A run of records:
◆ ◆ ◆ ◆ ◆ ◆ ◆

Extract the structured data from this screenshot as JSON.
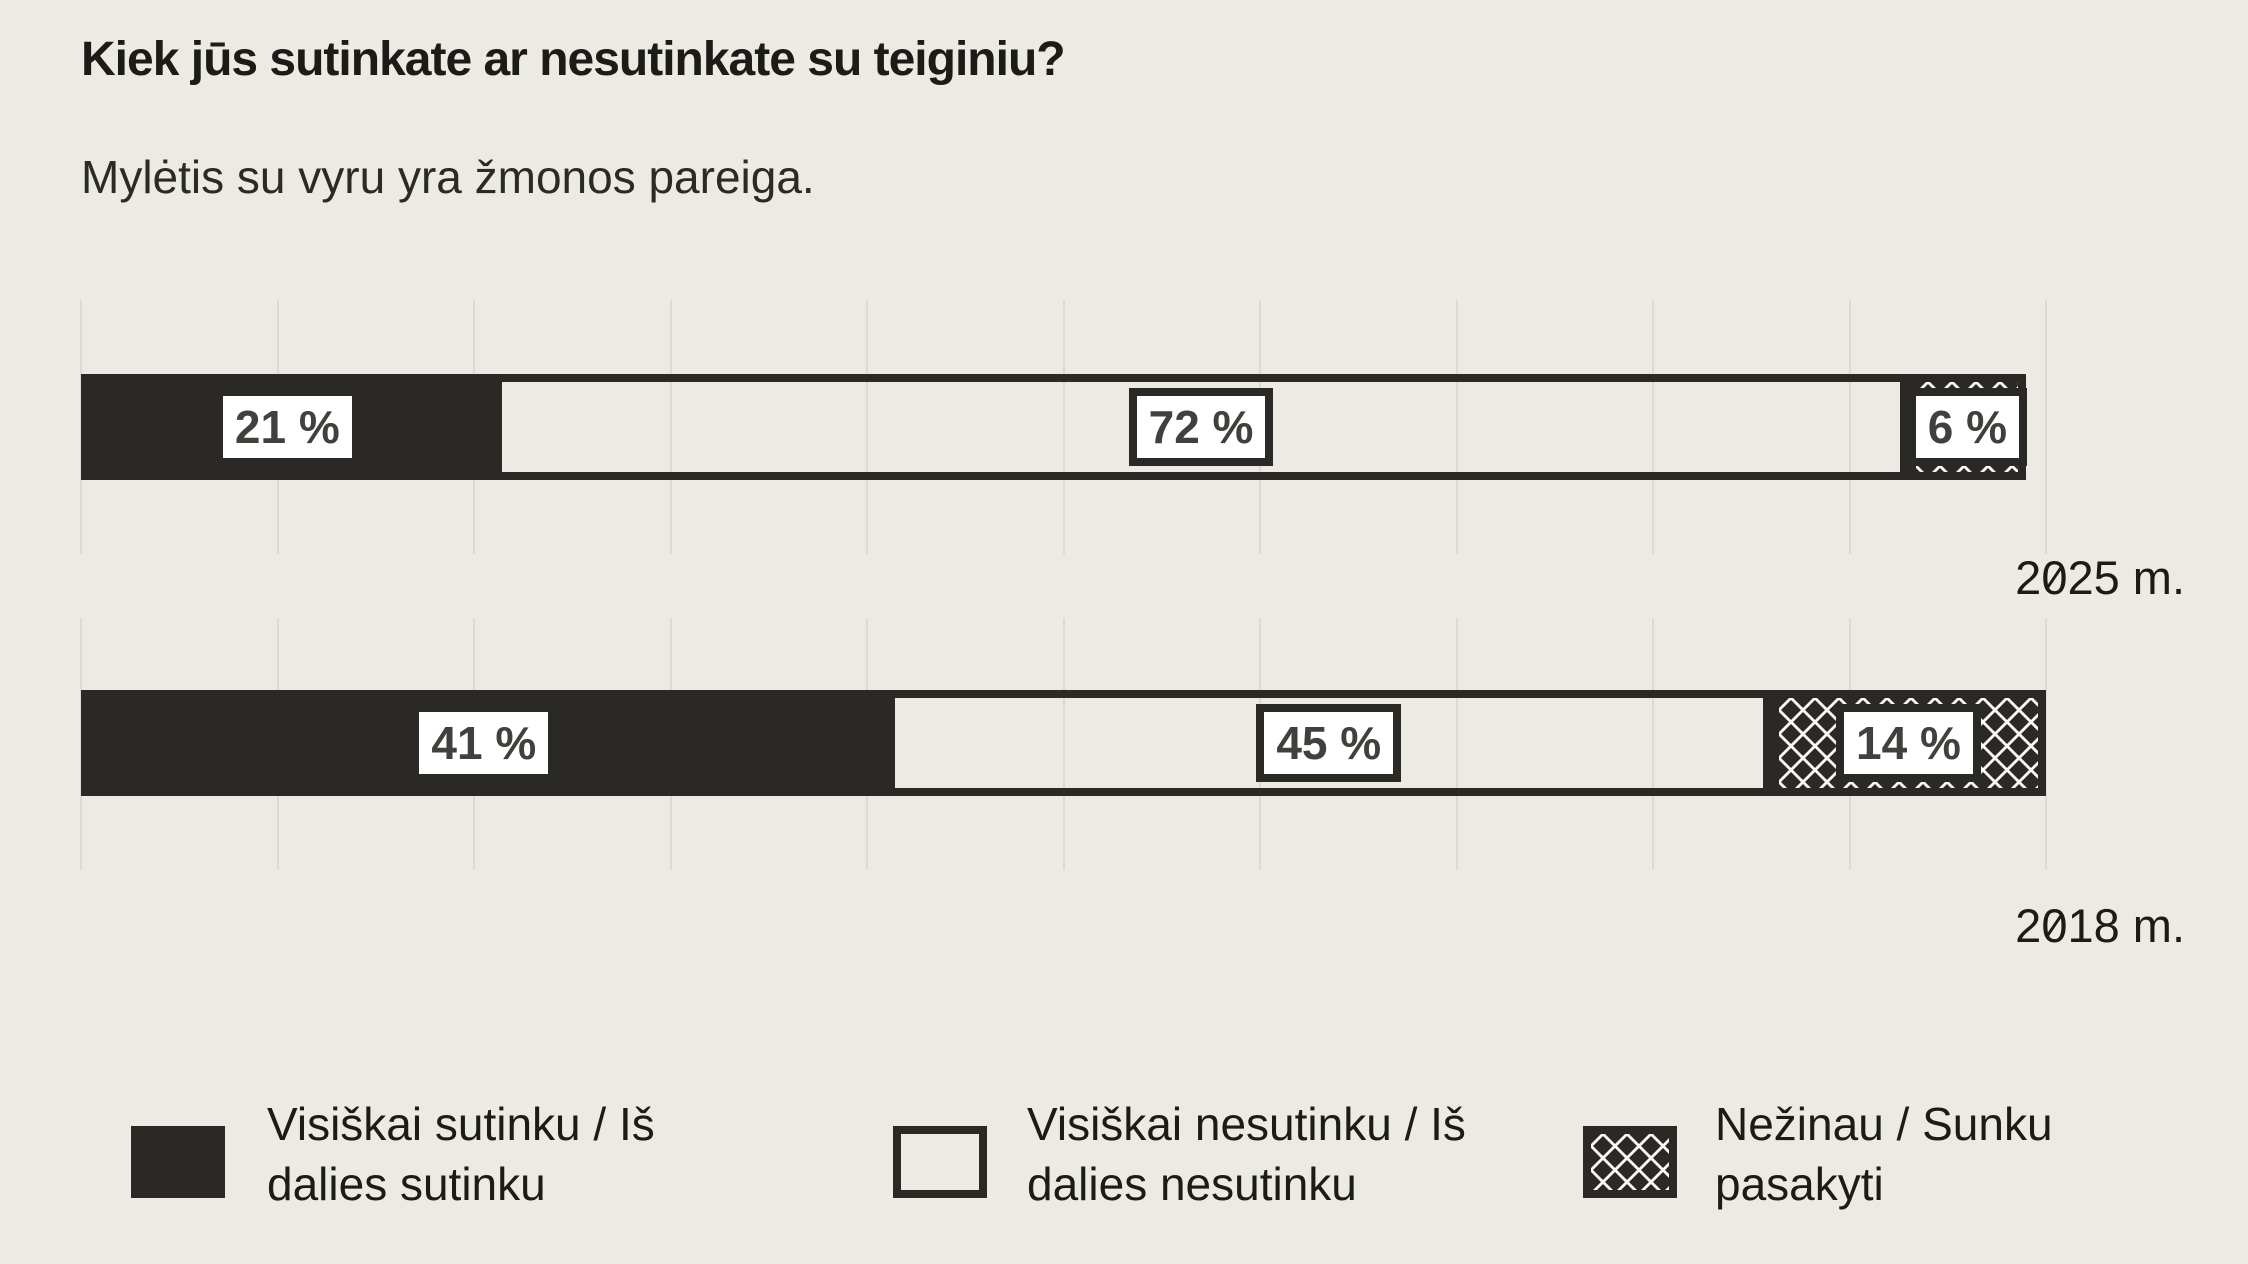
{
  "header": {
    "title": "Kiek jūs sutinkate ar nesutinkate su teiginiu?",
    "subtitle": "Mylėtis su vyru yra žmonos pareiga."
  },
  "icons": {
    "chart_menu": "two-horizontal-rounded-bars"
  },
  "chart_data": {
    "type": "bar",
    "orientation": "horizontal",
    "stacked": true,
    "unit": "%",
    "categories": [
      "2025 m.",
      "2018 m."
    ],
    "series": [
      {
        "name": "Visiškai sutinku / Iš dalies sutinku",
        "style": "solid",
        "values": [
          21,
          41
        ]
      },
      {
        "name": "Visiškai nesutinku / Iš dalies nesutinku",
        "style": "outline",
        "values": [
          72,
          45
        ]
      },
      {
        "name": "Nežinau / Sunku pasakyti",
        "style": "pattern",
        "values": [
          6,
          14
        ]
      }
    ],
    "value_label_format": "{v} %",
    "xlim": [
      0,
      100
    ],
    "gridline_step": 10,
    "grid": true,
    "legend_position": "bottom"
  },
  "legend": {
    "items": [
      {
        "label": "Visiškai sutinku / Iš dalies sutinku",
        "swatch": "solid"
      },
      {
        "label": "Visiškai nesutinku / Iš dalies nesutinku",
        "swatch": "outline"
      },
      {
        "label": "Nežinau / Sunku pasakyti",
        "swatch": "pattern"
      }
    ]
  },
  "colors": {
    "background": "#ECEBE3",
    "ink": "#2A2926",
    "label_box": "#FFFFFF",
    "label_text": "#41403D",
    "gridline": "#DBDAD4",
    "text": "#1C1B18",
    "pattern_base": "#FCFBF7"
  }
}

◆ ◆ ◆ ◆ ◆ ◆ ◆

The task: In the lines above, locate the string "Visiškai". Copy every line where it occurs.

Answer to the task:
        "name": "Visiškai sutinku / Iš dalies sutinku",
        "name": "Visiškai nesutinku / Iš dalies nesutinku",
        "label": "Visiškai sutinku / Iš dalies sutinku",
        "label": "Visiškai nesutinku / Iš dalies nesutinku",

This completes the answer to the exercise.